Exercise>
Repeat the listing in full, exactly as it stands.

Materials provided>
* start *
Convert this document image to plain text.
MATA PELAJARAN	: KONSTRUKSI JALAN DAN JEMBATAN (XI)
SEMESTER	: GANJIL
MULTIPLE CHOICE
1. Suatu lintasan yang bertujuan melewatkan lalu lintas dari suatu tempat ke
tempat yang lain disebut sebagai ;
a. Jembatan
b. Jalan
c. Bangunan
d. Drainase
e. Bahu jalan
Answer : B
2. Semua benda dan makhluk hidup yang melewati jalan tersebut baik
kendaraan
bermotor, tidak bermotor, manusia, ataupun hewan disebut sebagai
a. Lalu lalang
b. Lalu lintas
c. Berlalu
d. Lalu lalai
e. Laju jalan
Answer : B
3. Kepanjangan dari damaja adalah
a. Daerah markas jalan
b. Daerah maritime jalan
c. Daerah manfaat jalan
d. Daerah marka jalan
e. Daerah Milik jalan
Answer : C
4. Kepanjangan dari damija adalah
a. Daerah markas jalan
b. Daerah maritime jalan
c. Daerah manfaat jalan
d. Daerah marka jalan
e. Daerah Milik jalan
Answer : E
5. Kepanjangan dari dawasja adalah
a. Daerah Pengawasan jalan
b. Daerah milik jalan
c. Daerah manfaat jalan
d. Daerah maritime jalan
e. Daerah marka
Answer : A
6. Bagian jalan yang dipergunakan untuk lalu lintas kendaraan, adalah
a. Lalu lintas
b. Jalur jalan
* end *
Output for this task>
Convert this document image to plain text.
MATA PELAJARAN	: KONSTRUKSI JALAN DAN JEMBATAN (XI)
SEMESTER	: GANJIL
MULTIPLE CHOICE
1. Suatu lintasan yang bertujuan melewatkan lalu lintas dari suatu tempat ke
tempat yang lain disebut sebagai ;
a. Jembatan
b. Jalan
c. Bangunan
d. Drainase
e. Bahu jalan
Answer : B
2. Semua benda dan makhluk hidup yang melewati jalan tersebut baik
kendaraan
bermotor, tidak bermotor, manusia, ataupun hewan disebut sebagai
a. Lalu lalang
b. Lalu lintas
c. Berlalu
d. Lalu lalai
e. Laju jalan
Answer : B
3. Kepanjangan dari damaja adalah
a. Daerah markas jalan
b. Daerah maritime jalan
c. Daerah manfaat jalan
d. Daerah marka jalan
e. Daerah Milik jalan
Answer : C
4. Kepanjangan dari damija adalah
a. Daerah markas jalan
b. Daerah maritime jalan
c. Daerah manfaat jalan
d. Daerah marka jalan
e. Daerah Milik jalan
Answer : E
5. Kepanjangan dari dawasja adalah
a. Daerah Pengawasan jalan
b. Daerah milik jalan
c. Daerah manfaat jalan
d. Daerah maritime jalan
e. Daerah marka
Answer : A
6. Bagian jalan yang dipergunakan untuk lalu lintas kendaraan, adalah
a. Lalu lintas
b. Jalur jalan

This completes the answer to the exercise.